Stored dataset items
----
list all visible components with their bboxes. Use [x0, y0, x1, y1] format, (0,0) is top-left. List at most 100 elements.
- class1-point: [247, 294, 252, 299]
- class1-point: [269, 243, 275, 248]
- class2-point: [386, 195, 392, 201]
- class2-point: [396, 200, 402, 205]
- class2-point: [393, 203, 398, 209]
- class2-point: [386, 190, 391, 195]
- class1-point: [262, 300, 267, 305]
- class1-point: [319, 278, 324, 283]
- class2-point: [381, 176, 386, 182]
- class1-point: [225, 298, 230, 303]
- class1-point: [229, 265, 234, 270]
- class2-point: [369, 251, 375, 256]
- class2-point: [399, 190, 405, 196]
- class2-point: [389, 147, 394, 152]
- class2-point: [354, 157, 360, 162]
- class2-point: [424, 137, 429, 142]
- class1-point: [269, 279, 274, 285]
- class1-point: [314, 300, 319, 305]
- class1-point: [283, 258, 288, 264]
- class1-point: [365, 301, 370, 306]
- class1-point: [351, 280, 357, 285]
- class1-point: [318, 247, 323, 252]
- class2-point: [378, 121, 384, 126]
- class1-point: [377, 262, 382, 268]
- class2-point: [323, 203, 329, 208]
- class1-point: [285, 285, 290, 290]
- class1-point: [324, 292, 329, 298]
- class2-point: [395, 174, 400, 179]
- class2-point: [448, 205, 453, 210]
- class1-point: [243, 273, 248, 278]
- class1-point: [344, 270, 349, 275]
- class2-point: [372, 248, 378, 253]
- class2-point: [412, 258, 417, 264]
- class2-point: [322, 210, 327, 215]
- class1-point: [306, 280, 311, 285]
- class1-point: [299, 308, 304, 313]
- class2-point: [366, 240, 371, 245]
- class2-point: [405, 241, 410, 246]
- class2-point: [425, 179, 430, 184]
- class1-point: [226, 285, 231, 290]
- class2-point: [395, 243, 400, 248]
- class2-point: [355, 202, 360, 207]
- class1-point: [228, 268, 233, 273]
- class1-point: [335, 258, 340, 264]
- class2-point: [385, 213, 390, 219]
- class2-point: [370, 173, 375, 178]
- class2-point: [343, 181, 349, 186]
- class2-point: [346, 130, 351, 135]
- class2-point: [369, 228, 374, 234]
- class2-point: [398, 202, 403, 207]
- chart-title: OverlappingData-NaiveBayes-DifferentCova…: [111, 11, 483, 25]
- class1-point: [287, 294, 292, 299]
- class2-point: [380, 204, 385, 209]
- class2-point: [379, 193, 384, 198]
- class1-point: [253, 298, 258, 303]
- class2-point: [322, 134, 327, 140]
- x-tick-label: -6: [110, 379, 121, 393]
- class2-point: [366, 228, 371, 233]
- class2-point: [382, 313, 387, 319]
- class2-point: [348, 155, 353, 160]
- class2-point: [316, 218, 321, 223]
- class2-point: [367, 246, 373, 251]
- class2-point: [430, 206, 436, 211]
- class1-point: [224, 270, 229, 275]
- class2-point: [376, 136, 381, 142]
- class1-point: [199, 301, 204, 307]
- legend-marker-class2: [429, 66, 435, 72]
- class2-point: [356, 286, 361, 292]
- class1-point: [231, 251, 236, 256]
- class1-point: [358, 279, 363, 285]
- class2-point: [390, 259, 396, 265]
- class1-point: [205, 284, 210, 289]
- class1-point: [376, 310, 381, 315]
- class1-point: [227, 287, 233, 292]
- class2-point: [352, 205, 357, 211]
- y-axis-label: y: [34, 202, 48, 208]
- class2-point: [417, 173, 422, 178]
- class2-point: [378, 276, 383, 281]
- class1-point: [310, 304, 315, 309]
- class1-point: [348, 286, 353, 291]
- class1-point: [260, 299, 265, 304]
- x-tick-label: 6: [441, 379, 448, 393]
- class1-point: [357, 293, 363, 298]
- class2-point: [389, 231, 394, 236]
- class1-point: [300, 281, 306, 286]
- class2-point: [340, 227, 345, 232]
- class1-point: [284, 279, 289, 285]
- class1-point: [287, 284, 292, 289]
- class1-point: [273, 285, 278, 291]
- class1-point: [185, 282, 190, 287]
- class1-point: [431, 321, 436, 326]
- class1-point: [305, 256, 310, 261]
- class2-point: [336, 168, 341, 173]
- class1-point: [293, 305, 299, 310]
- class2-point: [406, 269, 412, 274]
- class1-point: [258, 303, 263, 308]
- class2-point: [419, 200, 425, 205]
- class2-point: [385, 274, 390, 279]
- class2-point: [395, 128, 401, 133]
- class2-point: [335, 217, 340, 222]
----
Goal
Copy every line of the listing above without changing anything.

Exercise solution
list all visible components with their bboxes. Use [x0, y0, x1, y1] format, (0,0) is top-left. List at most 100 elements.
- class1-point: [247, 294, 252, 299]
- class1-point: [269, 243, 275, 248]
- class2-point: [386, 195, 392, 201]
- class2-point: [396, 200, 402, 205]
- class2-point: [393, 203, 398, 209]
- class2-point: [386, 190, 391, 195]
- class1-point: [262, 300, 267, 305]
- class1-point: [319, 278, 324, 283]
- class2-point: [381, 176, 386, 182]
- class1-point: [225, 298, 230, 303]
- class1-point: [229, 265, 234, 270]
- class2-point: [369, 251, 375, 256]
- class2-point: [399, 190, 405, 196]
- class2-point: [389, 147, 394, 152]
- class2-point: [354, 157, 360, 162]
- class2-point: [424, 137, 429, 142]
- class1-point: [269, 279, 274, 285]
- class1-point: [314, 300, 319, 305]
- class1-point: [283, 258, 288, 264]
- class1-point: [365, 301, 370, 306]
- class1-point: [351, 280, 357, 285]
- class1-point: [318, 247, 323, 252]
- class2-point: [378, 121, 384, 126]
- class1-point: [377, 262, 382, 268]
- class2-point: [323, 203, 329, 208]
- class1-point: [285, 285, 290, 290]
- class1-point: [324, 292, 329, 298]
- class2-point: [395, 174, 400, 179]
- class2-point: [448, 205, 453, 210]
- class1-point: [243, 273, 248, 278]
- class1-point: [344, 270, 349, 275]
- class2-point: [372, 248, 378, 253]
- class2-point: [412, 258, 417, 264]
- class2-point: [322, 210, 327, 215]
- class1-point: [306, 280, 311, 285]
- class1-point: [299, 308, 304, 313]
- class2-point: [366, 240, 371, 245]
- class2-point: [405, 241, 410, 246]
- class2-point: [425, 179, 430, 184]
- class1-point: [226, 285, 231, 290]
- class2-point: [395, 243, 400, 248]
- class2-point: [355, 202, 360, 207]
- class1-point: [228, 268, 233, 273]
- class1-point: [335, 258, 340, 264]
- class2-point: [385, 213, 390, 219]
- class2-point: [370, 173, 375, 178]
- class2-point: [343, 181, 349, 186]
- class2-point: [346, 130, 351, 135]
- class2-point: [369, 228, 374, 234]
- class2-point: [398, 202, 403, 207]
- chart-title: OverlappingData-NaiveBayes-DifferentCova…: [111, 11, 483, 25]
- class1-point: [287, 294, 292, 299]
- class2-point: [380, 204, 385, 209]
- class2-point: [379, 193, 384, 198]
- class1-point: [253, 298, 258, 303]
- class2-point: [322, 134, 327, 140]
- x-tick-label: -6: [110, 379, 121, 393]
- class2-point: [366, 228, 371, 233]
- class2-point: [382, 313, 387, 319]
- class2-point: [348, 155, 353, 160]
- class2-point: [316, 218, 321, 223]
- class2-point: [367, 246, 373, 251]
- class2-point: [430, 206, 436, 211]
- class1-point: [224, 270, 229, 275]
- class2-point: [376, 136, 381, 142]
- class1-point: [199, 301, 204, 307]
- legend-marker-class2: [429, 66, 435, 72]
- class2-point: [356, 286, 361, 292]
- class1-point: [231, 251, 236, 256]
- class1-point: [358, 279, 363, 285]
- class2-point: [390, 259, 396, 265]
- class1-point: [205, 284, 210, 289]
- class1-point: [376, 310, 381, 315]
- class1-point: [227, 287, 233, 292]
- class2-point: [352, 205, 357, 211]
- y-axis-label: y: [34, 202, 48, 208]
- class2-point: [417, 173, 422, 178]
- class2-point: [378, 276, 383, 281]
- class1-point: [310, 304, 315, 309]
- class1-point: [348, 286, 353, 291]
- class1-point: [260, 299, 265, 304]
- x-tick-label: 6: [441, 379, 448, 393]
- class1-point: [357, 293, 363, 298]
- class2-point: [389, 231, 394, 236]
- class1-point: [300, 281, 306, 286]
- class2-point: [340, 227, 345, 232]
- class1-point: [284, 279, 289, 285]
- class1-point: [287, 284, 292, 289]
- class1-point: [273, 285, 278, 291]
- class1-point: [185, 282, 190, 287]
- class1-point: [431, 321, 436, 326]
- class1-point: [305, 256, 310, 261]
- class2-point: [336, 168, 341, 173]
- class1-point: [293, 305, 299, 310]
- class2-point: [406, 269, 412, 274]
- class1-point: [258, 303, 263, 308]
- class2-point: [419, 200, 425, 205]
- class2-point: [385, 274, 390, 279]
- class2-point: [395, 128, 401, 133]
- class2-point: [335, 217, 340, 222]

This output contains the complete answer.